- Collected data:

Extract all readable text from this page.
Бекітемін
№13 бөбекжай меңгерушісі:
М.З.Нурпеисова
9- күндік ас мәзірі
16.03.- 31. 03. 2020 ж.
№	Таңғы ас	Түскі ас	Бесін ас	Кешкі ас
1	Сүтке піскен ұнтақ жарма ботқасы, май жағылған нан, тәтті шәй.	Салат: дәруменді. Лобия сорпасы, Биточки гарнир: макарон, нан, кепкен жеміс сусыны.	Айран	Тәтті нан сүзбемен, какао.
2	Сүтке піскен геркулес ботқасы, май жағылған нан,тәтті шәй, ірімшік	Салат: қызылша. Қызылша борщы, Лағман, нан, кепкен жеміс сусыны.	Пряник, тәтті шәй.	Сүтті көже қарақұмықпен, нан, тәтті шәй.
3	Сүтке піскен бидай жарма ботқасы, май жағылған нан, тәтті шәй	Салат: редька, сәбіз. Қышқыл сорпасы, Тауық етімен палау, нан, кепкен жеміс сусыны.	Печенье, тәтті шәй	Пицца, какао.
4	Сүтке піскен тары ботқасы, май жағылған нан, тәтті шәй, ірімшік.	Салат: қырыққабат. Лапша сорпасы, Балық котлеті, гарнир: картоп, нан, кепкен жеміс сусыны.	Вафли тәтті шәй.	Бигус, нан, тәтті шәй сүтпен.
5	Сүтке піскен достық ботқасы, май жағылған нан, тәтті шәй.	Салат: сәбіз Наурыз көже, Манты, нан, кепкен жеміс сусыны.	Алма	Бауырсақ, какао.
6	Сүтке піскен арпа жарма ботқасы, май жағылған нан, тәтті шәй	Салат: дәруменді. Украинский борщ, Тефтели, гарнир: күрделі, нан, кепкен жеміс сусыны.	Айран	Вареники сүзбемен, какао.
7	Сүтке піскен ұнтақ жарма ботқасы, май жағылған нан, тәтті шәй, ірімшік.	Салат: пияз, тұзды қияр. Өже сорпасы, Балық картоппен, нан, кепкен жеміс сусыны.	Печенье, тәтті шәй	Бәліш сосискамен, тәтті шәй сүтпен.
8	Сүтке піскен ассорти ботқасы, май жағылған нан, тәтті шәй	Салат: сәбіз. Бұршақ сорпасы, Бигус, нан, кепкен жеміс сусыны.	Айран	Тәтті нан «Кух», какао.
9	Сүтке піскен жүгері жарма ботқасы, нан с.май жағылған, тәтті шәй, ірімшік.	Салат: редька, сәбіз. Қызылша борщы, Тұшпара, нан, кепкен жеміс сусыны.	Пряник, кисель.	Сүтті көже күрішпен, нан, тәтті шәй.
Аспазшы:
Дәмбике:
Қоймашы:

- Stated problem:
Determine the count of lines in the data above with the string "Сүтті" in them, and give that count alone.

- Reply to the task:
2